PROVIDED RECORDS start

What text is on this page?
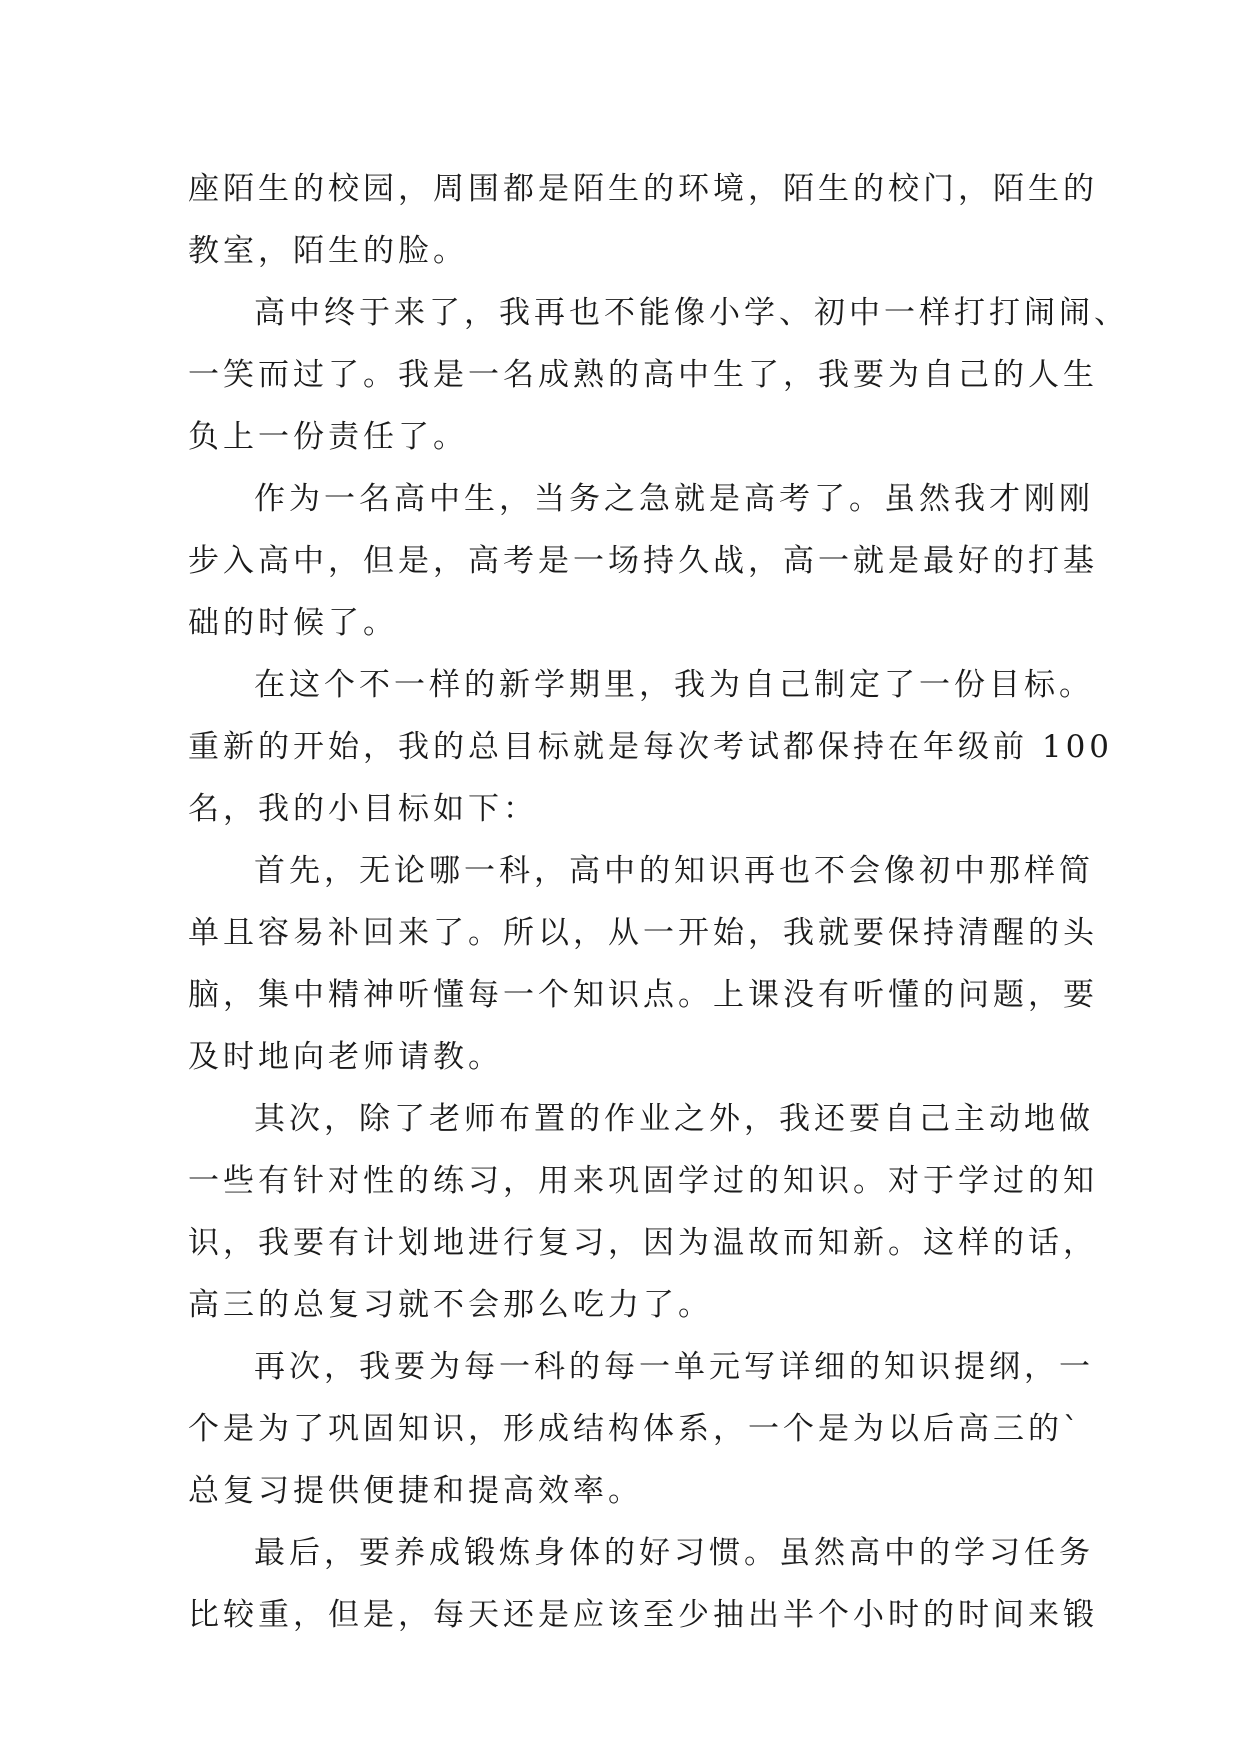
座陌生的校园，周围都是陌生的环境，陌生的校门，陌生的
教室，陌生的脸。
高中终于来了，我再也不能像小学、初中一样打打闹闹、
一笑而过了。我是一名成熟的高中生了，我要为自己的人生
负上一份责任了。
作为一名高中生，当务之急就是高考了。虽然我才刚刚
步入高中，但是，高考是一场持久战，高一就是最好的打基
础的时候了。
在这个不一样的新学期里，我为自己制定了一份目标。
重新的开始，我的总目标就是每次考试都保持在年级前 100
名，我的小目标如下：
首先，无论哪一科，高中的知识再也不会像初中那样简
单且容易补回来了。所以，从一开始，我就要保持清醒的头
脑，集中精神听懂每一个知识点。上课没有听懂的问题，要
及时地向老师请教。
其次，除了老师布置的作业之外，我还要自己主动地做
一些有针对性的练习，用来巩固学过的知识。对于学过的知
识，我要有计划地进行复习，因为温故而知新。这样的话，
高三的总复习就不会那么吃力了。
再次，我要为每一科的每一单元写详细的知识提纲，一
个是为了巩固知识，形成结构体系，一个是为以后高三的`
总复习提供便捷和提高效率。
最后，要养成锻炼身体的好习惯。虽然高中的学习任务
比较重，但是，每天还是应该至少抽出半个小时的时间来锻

PROVIDED RECORDS end
PROVIDED RECORDS start

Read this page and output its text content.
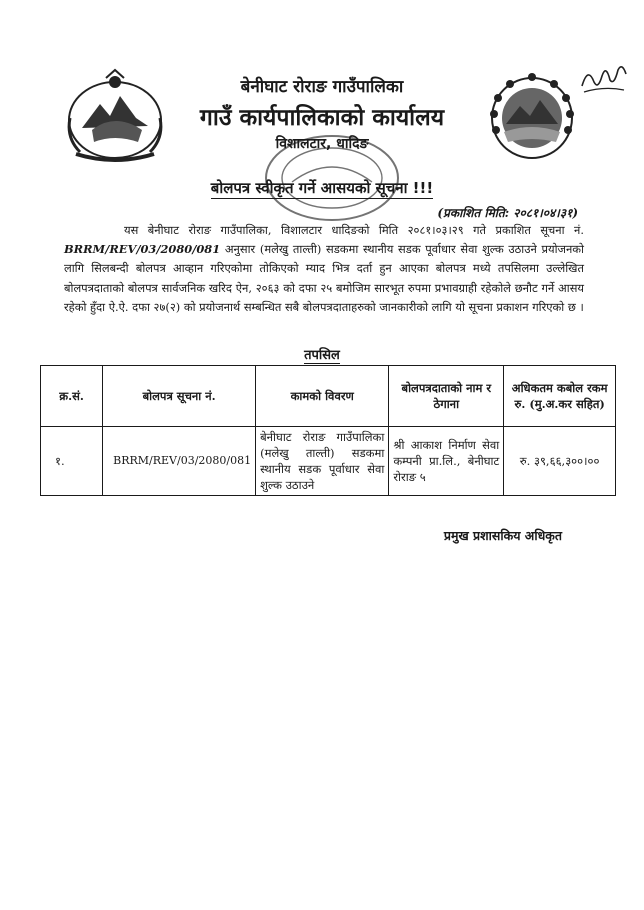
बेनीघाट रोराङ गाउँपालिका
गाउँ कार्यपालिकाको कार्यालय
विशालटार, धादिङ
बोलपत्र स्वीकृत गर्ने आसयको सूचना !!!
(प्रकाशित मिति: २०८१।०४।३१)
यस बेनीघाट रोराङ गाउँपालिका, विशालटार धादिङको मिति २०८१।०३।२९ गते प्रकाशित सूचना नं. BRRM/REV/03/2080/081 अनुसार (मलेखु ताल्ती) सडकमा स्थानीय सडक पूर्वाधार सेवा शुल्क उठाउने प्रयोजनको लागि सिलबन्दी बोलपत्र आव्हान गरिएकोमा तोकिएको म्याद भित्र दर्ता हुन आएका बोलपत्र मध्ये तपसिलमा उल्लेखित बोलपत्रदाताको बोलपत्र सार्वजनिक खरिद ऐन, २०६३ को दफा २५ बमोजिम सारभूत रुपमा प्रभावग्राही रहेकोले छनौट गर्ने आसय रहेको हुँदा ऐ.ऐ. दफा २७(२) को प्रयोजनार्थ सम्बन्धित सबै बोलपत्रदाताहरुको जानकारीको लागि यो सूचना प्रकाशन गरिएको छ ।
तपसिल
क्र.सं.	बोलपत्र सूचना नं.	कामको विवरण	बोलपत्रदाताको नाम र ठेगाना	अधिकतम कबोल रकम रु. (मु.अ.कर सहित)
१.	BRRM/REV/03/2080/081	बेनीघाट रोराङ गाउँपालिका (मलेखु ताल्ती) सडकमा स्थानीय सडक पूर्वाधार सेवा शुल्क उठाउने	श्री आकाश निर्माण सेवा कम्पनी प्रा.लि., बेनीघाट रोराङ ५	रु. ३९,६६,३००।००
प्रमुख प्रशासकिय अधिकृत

PROVIDED RECORDS end
PROVIDED RECORDS start

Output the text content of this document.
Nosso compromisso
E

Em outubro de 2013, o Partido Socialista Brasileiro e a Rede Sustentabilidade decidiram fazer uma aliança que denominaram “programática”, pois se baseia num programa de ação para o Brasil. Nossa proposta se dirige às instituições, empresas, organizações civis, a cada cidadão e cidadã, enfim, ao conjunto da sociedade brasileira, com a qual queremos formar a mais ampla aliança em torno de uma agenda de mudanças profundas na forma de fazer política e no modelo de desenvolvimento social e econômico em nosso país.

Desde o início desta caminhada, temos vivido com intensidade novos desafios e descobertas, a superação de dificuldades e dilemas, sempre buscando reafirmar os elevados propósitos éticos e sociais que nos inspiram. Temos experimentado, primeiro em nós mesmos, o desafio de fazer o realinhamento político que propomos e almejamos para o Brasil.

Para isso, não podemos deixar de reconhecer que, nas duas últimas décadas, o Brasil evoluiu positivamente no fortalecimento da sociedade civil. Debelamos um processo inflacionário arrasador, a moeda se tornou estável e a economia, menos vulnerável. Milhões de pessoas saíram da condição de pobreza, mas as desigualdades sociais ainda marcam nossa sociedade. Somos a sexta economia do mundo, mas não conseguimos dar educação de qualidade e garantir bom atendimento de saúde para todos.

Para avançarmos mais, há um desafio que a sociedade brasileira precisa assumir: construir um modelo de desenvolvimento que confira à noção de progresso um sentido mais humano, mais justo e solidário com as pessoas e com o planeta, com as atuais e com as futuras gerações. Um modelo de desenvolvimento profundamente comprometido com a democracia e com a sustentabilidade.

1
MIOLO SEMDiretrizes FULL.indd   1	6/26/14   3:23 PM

PROVIDED RECORDS end

## TO BE DONE
State only the count of lines above that hold the string "content".

## RIGHT ANSWER
2